Questions to answer
(1) In the code-execution container guide, where are environment variables for the container passed?
(2) Check each statement against the code-execution container guide and answer yes or no, quoting the words of the guide that decide it. (a) Files and directories are moved between the host and container with the ExecutionClient. (b) The example deletes "data/example.txt" inside the container. (c) The output directory on the host is created before anything is downloaded into it.
(3) Continue the code-execution container guide from its last line.

---------- Source text ----------

Files and directories can be transferred between the host and container using the ResourceClient.

input_dir = Path("examples", "data")

async with ExecutionContainer() as container:
    async with ResourceClient(port=container.resource_port) as res_client:
        async with ExecutionClient(port=container.executor_port) as exec_client:
            await res_client.upload_file("data/example.txt", input_dir / "example.txt")  # (1)!
            await res_client.upload_directory("data/subdir", input_dir / "subdir")  # (2)!

            await exec_client.execute("""
                import os
                import shutil
                os.makedirs('output', exist_ok=True)
                shutil.copy('data/example.txt', 'output/example.txt')
                shutil.copytree('data/subdir', 'output/subdir')
            """)  # (3)!

            output_dir = Path("examples", "output")
            output_dir.mkdir(exist_ok=True, parents=True)
            await res_client.download_file("output/example.txt", output_dir / "example.txt")  # (4)!
            await res_client.download_directory("output/subdir", output_dir / "subdir")  # (5)!
            await res_client.delete_file("data/example.txt")  # (6)!
  1. Upload a single file to the container
  2. Upload an entire directory to the container
  3. Copy files within the container
  4. Download a file from the container
  5. Download a directory from the container
  6. Delete a file in the container

Environment variables

Environment variables for the container can be passed to the ExecutionContainer constructor.

env = {"API_KEY": "secret-key-123", "DEBUG": "1"}

async with ExecutionContainer(env=env) as container:  # (1)!
    async with ExecutionClient(port=container.executor_port) as client:
        result = await client.execute("""
            import os

            api_key = os.environ['API_KEY']
            print(f"Using API key: {api_key}")

            debug = bool(int(os.environ.get('DEBUG', '0')))
            if debug:
                print("Debug mode enabled")

---------- Extracted data ----------

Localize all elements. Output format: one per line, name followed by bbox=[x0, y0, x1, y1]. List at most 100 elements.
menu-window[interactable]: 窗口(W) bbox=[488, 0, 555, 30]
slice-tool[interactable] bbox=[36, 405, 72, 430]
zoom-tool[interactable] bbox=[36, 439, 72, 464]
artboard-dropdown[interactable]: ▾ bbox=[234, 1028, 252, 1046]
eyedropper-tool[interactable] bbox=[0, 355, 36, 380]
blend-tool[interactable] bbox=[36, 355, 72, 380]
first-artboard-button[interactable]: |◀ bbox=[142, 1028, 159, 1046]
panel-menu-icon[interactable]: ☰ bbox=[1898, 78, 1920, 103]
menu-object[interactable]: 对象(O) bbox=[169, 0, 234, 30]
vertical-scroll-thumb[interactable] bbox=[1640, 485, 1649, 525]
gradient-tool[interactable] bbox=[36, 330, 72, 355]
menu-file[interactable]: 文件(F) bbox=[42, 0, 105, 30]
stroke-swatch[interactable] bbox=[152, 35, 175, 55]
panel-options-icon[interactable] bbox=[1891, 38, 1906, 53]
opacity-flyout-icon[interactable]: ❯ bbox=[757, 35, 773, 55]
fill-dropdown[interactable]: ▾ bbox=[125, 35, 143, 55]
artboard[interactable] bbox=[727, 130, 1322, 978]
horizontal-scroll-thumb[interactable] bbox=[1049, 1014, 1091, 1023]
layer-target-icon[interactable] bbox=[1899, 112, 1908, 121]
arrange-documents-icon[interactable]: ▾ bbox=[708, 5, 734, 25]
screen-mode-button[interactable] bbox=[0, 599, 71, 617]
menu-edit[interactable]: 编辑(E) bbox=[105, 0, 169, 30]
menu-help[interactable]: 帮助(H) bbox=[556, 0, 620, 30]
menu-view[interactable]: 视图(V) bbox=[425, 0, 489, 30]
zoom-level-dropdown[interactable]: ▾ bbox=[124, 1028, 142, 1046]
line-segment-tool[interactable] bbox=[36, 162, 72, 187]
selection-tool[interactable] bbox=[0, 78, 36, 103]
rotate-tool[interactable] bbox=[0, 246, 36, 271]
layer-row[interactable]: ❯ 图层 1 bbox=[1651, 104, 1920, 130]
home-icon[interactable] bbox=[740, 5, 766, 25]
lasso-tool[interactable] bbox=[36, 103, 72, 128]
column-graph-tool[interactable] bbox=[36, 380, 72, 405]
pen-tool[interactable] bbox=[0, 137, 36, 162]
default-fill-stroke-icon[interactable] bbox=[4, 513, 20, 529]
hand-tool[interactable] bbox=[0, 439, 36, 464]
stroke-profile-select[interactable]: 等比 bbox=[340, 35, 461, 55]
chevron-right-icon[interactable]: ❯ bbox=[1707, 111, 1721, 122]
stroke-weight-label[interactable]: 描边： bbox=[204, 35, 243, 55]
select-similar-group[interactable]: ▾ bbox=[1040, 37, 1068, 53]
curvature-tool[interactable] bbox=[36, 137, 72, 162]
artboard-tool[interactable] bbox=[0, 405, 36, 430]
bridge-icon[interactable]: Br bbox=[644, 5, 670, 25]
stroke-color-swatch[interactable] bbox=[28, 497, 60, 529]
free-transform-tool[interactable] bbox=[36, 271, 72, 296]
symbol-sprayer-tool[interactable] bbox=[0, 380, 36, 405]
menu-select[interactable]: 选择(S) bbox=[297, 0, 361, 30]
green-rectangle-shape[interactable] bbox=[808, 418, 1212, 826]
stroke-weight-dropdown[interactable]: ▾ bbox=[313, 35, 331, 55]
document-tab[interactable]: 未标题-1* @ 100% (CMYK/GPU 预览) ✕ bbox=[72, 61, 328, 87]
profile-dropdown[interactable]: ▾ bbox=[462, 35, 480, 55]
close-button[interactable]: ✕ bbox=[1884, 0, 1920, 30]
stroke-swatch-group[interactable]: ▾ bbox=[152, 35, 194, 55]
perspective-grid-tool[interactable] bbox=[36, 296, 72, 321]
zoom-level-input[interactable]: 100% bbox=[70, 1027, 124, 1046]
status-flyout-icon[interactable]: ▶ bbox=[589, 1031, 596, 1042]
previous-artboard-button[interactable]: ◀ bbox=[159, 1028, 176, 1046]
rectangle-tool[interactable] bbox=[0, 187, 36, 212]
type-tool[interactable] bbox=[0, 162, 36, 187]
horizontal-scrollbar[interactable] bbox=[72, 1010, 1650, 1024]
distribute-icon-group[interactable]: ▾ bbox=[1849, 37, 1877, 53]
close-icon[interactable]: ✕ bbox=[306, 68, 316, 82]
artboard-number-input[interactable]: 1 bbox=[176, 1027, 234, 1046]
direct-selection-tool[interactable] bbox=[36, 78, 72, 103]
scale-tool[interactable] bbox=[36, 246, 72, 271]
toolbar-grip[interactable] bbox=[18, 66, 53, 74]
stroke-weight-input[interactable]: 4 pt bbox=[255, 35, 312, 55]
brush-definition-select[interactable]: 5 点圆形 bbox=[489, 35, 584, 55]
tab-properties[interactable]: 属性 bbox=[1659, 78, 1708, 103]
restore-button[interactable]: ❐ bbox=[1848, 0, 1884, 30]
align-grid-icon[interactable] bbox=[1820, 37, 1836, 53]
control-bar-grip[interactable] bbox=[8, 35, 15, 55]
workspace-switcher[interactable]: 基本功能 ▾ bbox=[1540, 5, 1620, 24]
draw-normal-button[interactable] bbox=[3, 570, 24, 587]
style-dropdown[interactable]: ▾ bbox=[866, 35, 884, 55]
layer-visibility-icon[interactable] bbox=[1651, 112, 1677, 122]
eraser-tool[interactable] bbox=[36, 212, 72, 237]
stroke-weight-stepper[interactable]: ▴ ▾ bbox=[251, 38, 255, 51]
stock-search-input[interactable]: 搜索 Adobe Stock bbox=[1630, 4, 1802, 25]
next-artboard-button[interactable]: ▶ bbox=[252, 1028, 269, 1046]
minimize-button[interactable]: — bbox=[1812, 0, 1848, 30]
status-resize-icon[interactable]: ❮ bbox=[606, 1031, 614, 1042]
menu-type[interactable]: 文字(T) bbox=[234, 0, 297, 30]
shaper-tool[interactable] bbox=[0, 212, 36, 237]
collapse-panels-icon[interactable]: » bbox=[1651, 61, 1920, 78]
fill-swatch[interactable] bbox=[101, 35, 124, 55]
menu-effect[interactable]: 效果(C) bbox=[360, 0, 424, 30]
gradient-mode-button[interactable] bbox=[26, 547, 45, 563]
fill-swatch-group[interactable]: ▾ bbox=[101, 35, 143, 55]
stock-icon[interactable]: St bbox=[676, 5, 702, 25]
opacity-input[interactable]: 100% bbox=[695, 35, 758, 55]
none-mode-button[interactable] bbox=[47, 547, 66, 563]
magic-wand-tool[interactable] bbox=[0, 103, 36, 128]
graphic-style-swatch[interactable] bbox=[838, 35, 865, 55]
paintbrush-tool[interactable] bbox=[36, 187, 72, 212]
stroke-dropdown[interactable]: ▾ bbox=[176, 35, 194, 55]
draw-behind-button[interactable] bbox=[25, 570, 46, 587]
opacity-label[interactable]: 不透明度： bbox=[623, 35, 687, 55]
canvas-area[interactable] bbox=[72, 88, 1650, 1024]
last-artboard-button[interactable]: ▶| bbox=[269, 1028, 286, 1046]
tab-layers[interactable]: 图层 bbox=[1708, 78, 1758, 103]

----------

Per-task outputs
(1) They are passed to the ExecutionContainer constructor.

(2)
(a) No: "Files and directories can be transferred between the host and container using the ResourceClient."
(b) Yes: "await res_client.delete_file("data/example.txt")  # (6)!"
(c) Yes: "output_dir.mkdir(exist_ok=True, parents=True)"

(3)
        """)  # (2)!
        print(result.text)  # (3)!
  1. Set environment variables for the container
  2. Access environment variables in executed code
  3. Prints
    Using API key: secret-key-123
    Debug mode enabled
    

Remote DOCKER_HOST

If you want to run a code execution container on a remote host but manage the container with ExecutionContainer locally, set the DOCKER_HOST environment variable to that host. The following example assumes that the remote Docker daemon has been configured to accept tcp connections at port 2375.

HOST = "192.168.94.50"  # (1)!
os.environ["DOCKER_HOST"] = f"tcp://{HOST}:2375"  # (2)!

async with ExecutionContainer(tag="ghcr.io/gradion-ai/ipybox") as container:  # (3)!
    async with ExecutionClient(host=HOST, port=container.executor_port) as client:  # (4)!
        result = await client.execute("17 ** 0.13")
        print(f"Output: {result.text}")
  1. Example IP address of the remote Docker host
  2. Remote Docker daemon is accessible via tcp at port 2375
  3. Creates a container on the remote host
  4. Create an IPython kernel in the remote container

MCP integration

ipybox exposes an MCP server interface for secure Python code execution accessible to MCP clients. ipybox can also invoke other MCP servers via automatically generated Python client code inside the container.